--- GIVEN DATA ---
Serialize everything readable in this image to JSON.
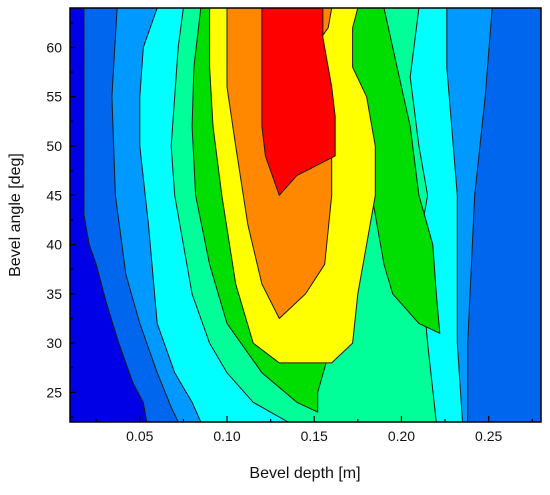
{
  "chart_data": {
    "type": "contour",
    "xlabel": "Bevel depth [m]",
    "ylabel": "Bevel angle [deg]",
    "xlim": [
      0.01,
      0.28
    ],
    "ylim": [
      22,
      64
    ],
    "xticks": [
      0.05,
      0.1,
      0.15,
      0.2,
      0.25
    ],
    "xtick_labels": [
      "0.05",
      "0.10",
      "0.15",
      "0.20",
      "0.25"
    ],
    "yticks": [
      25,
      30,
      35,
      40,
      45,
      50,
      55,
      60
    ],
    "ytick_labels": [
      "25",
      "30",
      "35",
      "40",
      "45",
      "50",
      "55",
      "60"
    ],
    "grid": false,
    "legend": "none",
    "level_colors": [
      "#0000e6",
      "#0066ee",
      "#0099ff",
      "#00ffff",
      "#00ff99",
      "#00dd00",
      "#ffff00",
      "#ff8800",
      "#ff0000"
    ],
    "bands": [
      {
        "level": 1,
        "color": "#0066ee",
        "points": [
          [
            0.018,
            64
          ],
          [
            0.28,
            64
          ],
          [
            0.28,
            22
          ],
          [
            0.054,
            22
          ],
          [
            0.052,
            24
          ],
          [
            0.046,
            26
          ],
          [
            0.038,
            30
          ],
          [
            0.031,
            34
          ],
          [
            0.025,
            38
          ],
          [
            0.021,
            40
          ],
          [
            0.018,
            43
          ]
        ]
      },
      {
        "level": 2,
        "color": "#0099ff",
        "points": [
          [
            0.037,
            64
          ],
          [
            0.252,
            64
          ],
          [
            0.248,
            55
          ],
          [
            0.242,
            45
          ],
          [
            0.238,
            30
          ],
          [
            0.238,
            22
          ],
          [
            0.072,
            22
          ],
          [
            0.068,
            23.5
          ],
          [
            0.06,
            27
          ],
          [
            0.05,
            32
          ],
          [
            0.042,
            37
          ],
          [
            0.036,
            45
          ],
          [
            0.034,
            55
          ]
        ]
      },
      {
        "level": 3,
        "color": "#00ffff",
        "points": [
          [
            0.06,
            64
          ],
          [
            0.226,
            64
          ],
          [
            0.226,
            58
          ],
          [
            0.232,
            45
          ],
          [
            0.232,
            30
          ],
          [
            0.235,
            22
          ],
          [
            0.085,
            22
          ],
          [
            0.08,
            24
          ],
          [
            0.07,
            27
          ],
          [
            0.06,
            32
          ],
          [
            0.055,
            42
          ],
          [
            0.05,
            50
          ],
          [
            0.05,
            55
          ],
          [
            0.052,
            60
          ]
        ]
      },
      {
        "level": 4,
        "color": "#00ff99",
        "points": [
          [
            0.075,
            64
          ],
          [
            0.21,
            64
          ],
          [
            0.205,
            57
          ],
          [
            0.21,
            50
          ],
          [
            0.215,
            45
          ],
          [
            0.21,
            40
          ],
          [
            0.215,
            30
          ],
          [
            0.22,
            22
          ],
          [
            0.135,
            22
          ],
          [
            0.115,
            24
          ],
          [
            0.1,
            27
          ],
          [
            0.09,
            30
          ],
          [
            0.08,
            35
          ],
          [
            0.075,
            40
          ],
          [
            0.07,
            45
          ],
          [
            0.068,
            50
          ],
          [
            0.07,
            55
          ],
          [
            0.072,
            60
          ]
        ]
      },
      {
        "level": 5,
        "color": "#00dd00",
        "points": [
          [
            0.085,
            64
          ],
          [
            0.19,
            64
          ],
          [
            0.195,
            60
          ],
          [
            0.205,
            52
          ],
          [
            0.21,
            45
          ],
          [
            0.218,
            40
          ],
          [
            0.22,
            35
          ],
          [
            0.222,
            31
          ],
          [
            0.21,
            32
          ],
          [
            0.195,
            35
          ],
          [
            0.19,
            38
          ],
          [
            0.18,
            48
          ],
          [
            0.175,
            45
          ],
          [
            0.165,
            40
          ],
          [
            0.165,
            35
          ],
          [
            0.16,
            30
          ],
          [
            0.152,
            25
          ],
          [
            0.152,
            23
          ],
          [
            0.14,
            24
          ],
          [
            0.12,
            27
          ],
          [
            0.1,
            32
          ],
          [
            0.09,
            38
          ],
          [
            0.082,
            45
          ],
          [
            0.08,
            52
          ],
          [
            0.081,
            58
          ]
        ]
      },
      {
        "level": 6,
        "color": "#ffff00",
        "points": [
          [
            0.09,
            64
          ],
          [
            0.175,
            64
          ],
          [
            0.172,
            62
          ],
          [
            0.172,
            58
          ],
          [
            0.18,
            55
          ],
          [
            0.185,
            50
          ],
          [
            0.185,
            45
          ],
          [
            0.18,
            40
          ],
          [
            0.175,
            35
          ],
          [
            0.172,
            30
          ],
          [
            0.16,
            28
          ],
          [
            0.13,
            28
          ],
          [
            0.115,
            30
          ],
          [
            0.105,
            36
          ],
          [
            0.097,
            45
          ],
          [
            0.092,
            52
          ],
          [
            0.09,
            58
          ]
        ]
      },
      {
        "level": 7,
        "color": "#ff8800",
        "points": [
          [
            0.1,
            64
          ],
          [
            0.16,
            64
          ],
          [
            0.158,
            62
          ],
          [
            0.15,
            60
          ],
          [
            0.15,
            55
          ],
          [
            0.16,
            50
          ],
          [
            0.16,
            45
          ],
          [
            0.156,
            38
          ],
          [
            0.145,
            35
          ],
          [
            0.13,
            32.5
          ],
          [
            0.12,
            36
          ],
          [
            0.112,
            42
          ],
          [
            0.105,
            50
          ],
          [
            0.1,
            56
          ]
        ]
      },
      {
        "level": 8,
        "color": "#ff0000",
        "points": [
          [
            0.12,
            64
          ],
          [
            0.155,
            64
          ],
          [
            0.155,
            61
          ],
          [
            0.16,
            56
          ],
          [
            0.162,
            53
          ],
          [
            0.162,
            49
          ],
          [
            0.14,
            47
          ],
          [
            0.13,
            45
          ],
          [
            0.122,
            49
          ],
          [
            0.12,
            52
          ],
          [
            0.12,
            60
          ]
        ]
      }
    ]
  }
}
---
### [WORK INSTRUCTIONS]
Pictures in the records must not appear in the copy; transcribe everything else precisely.

### [RESPONSE]
Serialize everything readable in this image to JSON.
{
  "chart_data": {
    "type": "contour",
    "xlabel": "Bevel depth [m]",
    "ylabel": "Bevel angle [deg]",
    "xlim": [
      0.01,
      0.28
    ],
    "ylim": [
      22,
      64
    ],
    "xticks": [
      0.05,
      0.1,
      0.15,
      0.2,
      0.25
    ],
    "xtick_labels": [
      "0.05",
      "0.10",
      "0.15",
      "0.20",
      "0.25"
    ],
    "yticks": [
      25,
      30,
      35,
      40,
      45,
      50,
      55,
      60
    ],
    "ytick_labels": [
      "25",
      "30",
      "35",
      "40",
      "45",
      "50",
      "55",
      "60"
    ],
    "grid": false,
    "legend": "none",
    "level_colors": [
      "#0000e6",
      "#0066ee",
      "#0099ff",
      "#00ffff",
      "#00ff99",
      "#00dd00",
      "#ffff00",
      "#ff8800",
      "#ff0000"
    ],
    "bands": [
      {
        "level": 1,
        "color": "#0066ee",
        "points": [
          [
            0.018,
            64
          ],
          [
            0.28,
            64
          ],
          [
            0.28,
            22
          ],
          [
            0.054,
            22
          ],
          [
            0.052,
            24
          ],
          [
            0.046,
            26
          ],
          [
            0.038,
            30
          ],
          [
            0.031,
            34
          ],
          [
            0.025,
            38
          ],
          [
            0.021,
            40
          ],
          [
            0.018,
            43
          ]
        ]
      },
      {
        "level": 2,
        "color": "#0099ff",
        "points": [
          [
            0.037,
            64
          ],
          [
            0.252,
            64
          ],
          [
            0.248,
            55
          ],
          [
            0.242,
            45
          ],
          [
            0.238,
            30
          ],
          [
            0.238,
            22
          ],
          [
            0.072,
            22
          ],
          [
            0.068,
            23.5
          ],
          [
            0.06,
            27
          ],
          [
            0.05,
            32
          ],
          [
            0.042,
            37
          ],
          [
            0.036,
            45
          ],
          [
            0.034,
            55
          ]
        ]
      },
      {
        "level": 3,
        "color": "#00ffff",
        "points": [
          [
            0.06,
            64
          ],
          [
            0.226,
            64
          ],
          [
            0.226,
            58
          ],
          [
            0.232,
            45
          ],
          [
            0.232,
            30
          ],
          [
            0.235,
            22
          ],
          [
            0.085,
            22
          ],
          [
            0.08,
            24
          ],
          [
            0.07,
            27
          ],
          [
            0.06,
            32
          ],
          [
            0.055,
            42
          ],
          [
            0.05,
            50
          ],
          [
            0.05,
            55
          ],
          [
            0.052,
            60
          ]
        ]
      },
      {
        "level": 4,
        "color": "#00ff99",
        "points": [
          [
            0.075,
            64
          ],
          [
            0.21,
            64
          ],
          [
            0.205,
            57
          ],
          [
            0.21,
            50
          ],
          [
            0.215,
            45
          ],
          [
            0.21,
            40
          ],
          [
            0.215,
            30
          ],
          [
            0.22,
            22
          ],
          [
            0.135,
            22
          ],
          [
            0.115,
            24
          ],
          [
            0.1,
            27
          ],
          [
            0.09,
            30
          ],
          [
            0.08,
            35
          ],
          [
            0.075,
            40
          ],
          [
            0.07,
            45
          ],
          [
            0.068,
            50
          ],
          [
            0.07,
            55
          ],
          [
            0.072,
            60
          ]
        ]
      },
      {
        "level": 5,
        "color": "#00dd00",
        "points": [
          [
            0.085,
            64
          ],
          [
            0.19,
            64
          ],
          [
            0.195,
            60
          ],
          [
            0.205,
            52
          ],
          [
            0.21,
            45
          ],
          [
            0.218,
            40
          ],
          [
            0.22,
            35
          ],
          [
            0.222,
            31
          ],
          [
            0.21,
            32
          ],
          [
            0.195,
            35
          ],
          [
            0.19,
            38
          ],
          [
            0.18,
            48
          ],
          [
            0.175,
            45
          ],
          [
            0.165,
            40
          ],
          [
            0.165,
            35
          ],
          [
            0.16,
            30
          ],
          [
            0.152,
            25
          ],
          [
            0.152,
            23
          ],
          [
            0.14,
            24
          ],
          [
            0.12,
            27
          ],
          [
            0.1,
            32
          ],
          [
            0.09,
            38
          ],
          [
            0.082,
            45
          ],
          [
            0.08,
            52
          ],
          [
            0.081,
            58
          ]
        ]
      },
      {
        "level": 6,
        "color": "#ffff00",
        "points": [
          [
            0.09,
            64
          ],
          [
            0.175,
            64
          ],
          [
            0.172,
            62
          ],
          [
            0.172,
            58
          ],
          [
            0.18,
            55
          ],
          [
            0.185,
            50
          ],
          [
            0.185,
            45
          ],
          [
            0.18,
            40
          ],
          [
            0.175,
            35
          ],
          [
            0.172,
            30
          ],
          [
            0.16,
            28
          ],
          [
            0.13,
            28
          ],
          [
            0.115,
            30
          ],
          [
            0.105,
            36
          ],
          [
            0.097,
            45
          ],
          [
            0.092,
            52
          ],
          [
            0.09,
            58
          ]
        ]
      },
      {
        "level": 7,
        "color": "#ff8800",
        "points": [
          [
            0.1,
            64
          ],
          [
            0.16,
            64
          ],
          [
            0.158,
            62
          ],
          [
            0.15,
            60
          ],
          [
            0.15,
            55
          ],
          [
            0.16,
            50
          ],
          [
            0.16,
            45
          ],
          [
            0.156,
            38
          ],
          [
            0.145,
            35
          ],
          [
            0.13,
            32.5
          ],
          [
            0.12,
            36
          ],
          [
            0.112,
            42
          ],
          [
            0.105,
            50
          ],
          [
            0.1,
            56
          ]
        ]
      },
      {
        "level": 8,
        "color": "#ff0000",
        "points": [
          [
            0.12,
            64
          ],
          [
            0.155,
            64
          ],
          [
            0.155,
            61
          ],
          [
            0.16,
            56
          ],
          [
            0.162,
            53
          ],
          [
            0.162,
            49
          ],
          [
            0.14,
            47
          ],
          [
            0.13,
            45
          ],
          [
            0.122,
            49
          ],
          [
            0.12,
            52
          ],
          [
            0.12,
            60
          ]
        ]
      }
    ]
  }
}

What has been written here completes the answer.